* Begin Source document *

FOR IMMEDIATE RELEASE
In the Public Interest        Mailed 11-22-99
By Ralph Nader

 The historic Microsoft monopoly trial took an odd twist on November
19th when federal Judge Thomas Penfield Jackson secured the agreement of
the Justice Department and Microsoft to accept mediation by 7th Circuit
chief Judge Richard Posner.
 For most jurists, being a chief judge of a busy federal circuit court
of appeals would be a full time job.  But Judge Posner, often called a
brilliant workaholic who grinds out a book a year on different subjects,
thinks he can stimulate a settlement between the two warring factions.
 The stock market believes in Judge Posner's conservative reputation and
his numerous writings scathingly critical of most past antitrust
doctrines to jump Microsoft's stock nearly 5 points in after-hour
trading Friday (adding another $5 billion to Bill Gates' fortune).
 Are the boys on Wall Street being precipitous?  After all, Posner's
colleagues and several law professors consider him unpredictable and his
own man.  They point out that as a mediator, he cannot force a
settlement nor can he divulge any of the discussions to Judge Jackson or
anyone else.
 But then Judge Posner is not like any other prominent judge.  He seems
never to have had an opinion that he did not want to publish.  His 30th
book was a sharp denunciation of President Clinton's lying in the Monica
Lewinsky scandal and a general defense of Special Prosecutor Kenneth
Starr's handling of the case.  No one would accuse him of having the
conciliatory temperament that a mediator should possess.
 One of his law students tells the story of Judge Posner, as a part-time
professor at the University of Chicago Law School, coming into the first
day of class and writing the word "Justice" on the blackboard.  He then
turned and said to his class that he did not want to hear that word in
his course.
 As one of the founders of the "law and economics" school of monetized
thought, what Judge/Professor Posner meant was that quantitative
economic reasoning could explain legal issues such as by a cost-benefit
analysis.  For example, in one of his books he argued for parents'
rights to sell their children for adoption to the highest bidder.
 Throughout his career, Judge Posner, businessman Posner and law
professor Posner have challenged many a conventional attitude, and
antitrust law has been no exception.  He has written that "The evils of
natural monopoly are exaggerated, the effectiveness of regulation in
controlling them is highly questionable, and regulation costs a great
deal."

* End Source document *

-- Requirement A --
Reproduce the records below verbatim, keeping every line in its original order.

* Begin Entries *

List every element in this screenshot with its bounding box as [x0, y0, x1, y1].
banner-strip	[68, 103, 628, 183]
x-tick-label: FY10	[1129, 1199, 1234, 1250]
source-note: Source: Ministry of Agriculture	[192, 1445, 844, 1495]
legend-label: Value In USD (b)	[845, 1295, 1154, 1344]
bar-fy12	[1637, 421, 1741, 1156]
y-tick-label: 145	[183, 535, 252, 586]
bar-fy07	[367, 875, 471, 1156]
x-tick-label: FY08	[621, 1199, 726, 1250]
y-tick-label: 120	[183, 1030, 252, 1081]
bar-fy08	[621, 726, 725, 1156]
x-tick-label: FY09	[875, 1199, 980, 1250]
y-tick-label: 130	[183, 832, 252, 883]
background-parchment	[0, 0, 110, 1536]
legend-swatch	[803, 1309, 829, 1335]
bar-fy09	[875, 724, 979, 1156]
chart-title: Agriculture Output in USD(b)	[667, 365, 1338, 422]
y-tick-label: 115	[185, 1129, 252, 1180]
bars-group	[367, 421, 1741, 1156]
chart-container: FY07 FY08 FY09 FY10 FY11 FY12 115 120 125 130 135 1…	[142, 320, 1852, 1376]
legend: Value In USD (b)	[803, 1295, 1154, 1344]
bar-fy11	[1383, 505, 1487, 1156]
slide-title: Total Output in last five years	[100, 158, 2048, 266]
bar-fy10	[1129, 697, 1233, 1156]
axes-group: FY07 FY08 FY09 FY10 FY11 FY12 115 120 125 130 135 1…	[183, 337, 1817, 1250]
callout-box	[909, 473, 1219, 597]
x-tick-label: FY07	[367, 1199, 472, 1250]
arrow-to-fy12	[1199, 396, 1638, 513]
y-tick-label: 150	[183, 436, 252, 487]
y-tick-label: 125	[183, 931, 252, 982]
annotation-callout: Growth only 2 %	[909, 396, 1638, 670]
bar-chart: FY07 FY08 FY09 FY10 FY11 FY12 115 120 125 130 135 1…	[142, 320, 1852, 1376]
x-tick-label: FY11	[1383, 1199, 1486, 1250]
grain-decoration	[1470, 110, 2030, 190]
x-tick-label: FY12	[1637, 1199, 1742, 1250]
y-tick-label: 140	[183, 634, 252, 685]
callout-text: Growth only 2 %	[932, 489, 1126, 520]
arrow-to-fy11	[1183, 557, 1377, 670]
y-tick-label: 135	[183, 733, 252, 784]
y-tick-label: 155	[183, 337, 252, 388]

* End Entries *

-- Requirement B --
Extend the column on Judge Posner's role in the Microsoft case, picking up right after its final sentence.

-- Expected answer A --
List every element in this screenshot with its bounding box as [x0, y0, x1, y1].
banner-strip	[68, 103, 628, 183]
x-tick-label: FY10	[1129, 1199, 1234, 1250]
source-note: Source: Ministry of Agriculture	[192, 1445, 844, 1495]
legend-label: Value In USD (b)	[845, 1295, 1154, 1344]
bar-fy12	[1637, 421, 1741, 1156]
y-tick-label: 145	[183, 535, 252, 586]
bar-fy07	[367, 875, 471, 1156]
x-tick-label: FY08	[621, 1199, 726, 1250]
y-tick-label: 120	[183, 1030, 252, 1081]
bar-fy08	[621, 726, 725, 1156]
x-tick-label: FY09	[875, 1199, 980, 1250]
y-tick-label: 130	[183, 832, 252, 883]
background-parchment	[0, 0, 110, 1536]
legend-swatch	[803, 1309, 829, 1335]
bar-fy09	[875, 724, 979, 1156]
chart-title: Agriculture Output in USD(b)	[667, 365, 1338, 422]
y-tick-label: 115	[185, 1129, 252, 1180]
bars-group	[367, 421, 1741, 1156]
chart-container: FY07 FY08 FY09 FY10 FY11 FY12 115 120 125 130 135 1…	[142, 320, 1852, 1376]
legend: Value In USD (b)	[803, 1295, 1154, 1344]
bar-fy11	[1383, 505, 1487, 1156]
slide-title: Total Output in last five years	[100, 158, 2048, 266]
bar-fy10	[1129, 697, 1233, 1156]
axes-group: FY07 FY08 FY09 FY10 FY11 FY12 115 120 125 130 135 1…	[183, 337, 1817, 1250]
callout-box	[909, 473, 1219, 597]
x-tick-label: FY07	[367, 1199, 472, 1250]
arrow-to-fy12	[1199, 396, 1638, 513]
y-tick-label: 150	[183, 436, 252, 487]
y-tick-label: 125	[183, 931, 252, 982]
annotation-callout: Growth only 2 %	[909, 396, 1638, 670]
bar-chart: FY07 FY08 FY09 FY10 FY11 FY12 115 120 125 130 135 1…	[142, 320, 1852, 1376]
x-tick-label: FY11	[1383, 1199, 1486, 1250]
grain-decoration	[1470, 110, 2030, 190]
x-tick-label: FY12	[1637, 1199, 1742, 1250]
y-tick-label: 140	[183, 634, 252, 685]
callout-text: Growth only 2 %	[932, 489, 1126, 520]
arrow-to-fy11	[1183, 557, 1377, 670]
y-tick-label: 135	[183, 733, 252, 784]
y-tick-label: 155	[183, 337, 252, 388]

-- Expected answer B --
 It takes a deliberate price-fixing scheme between competitors or a
tight cartel to get his antitrust dander up.  Years before he became a
judge, Posner started a consulting firm, called Lexecon, that advised
corporations how to defeat antitrust law enforcement and undermine
regulatory actions.
 Given his voluminous antagonism to government regulation, it is not
likely that Judge Posner will nudge his sparring parties toward
"conduct" changes by Microsoft that need regulatory oversight.  But
then, would he encourage "structural" changes such as Microsoft's
breakup into two or more companies that separate its operating systems
business from its applications business?
 Certainly Judge Jackson's findings of fact would support a breakup
remedy.  But it is difficult to envision Judge Posner recommending such
a move.  He would probably prefer some
self-executing remedies upon Microsoft that would presumably unleash
competitors against the giant software company's anti-competitive
monopolies.
 In his book on Antitrust Law (1976) Posner doubted whether any company
could have enough persistent market power over time to actually impose
predatory pricing.
 Since Judge Posner, as mediator, has no decisional power and cannot
publicize his views, what is Judge Jackson's exercise here all about?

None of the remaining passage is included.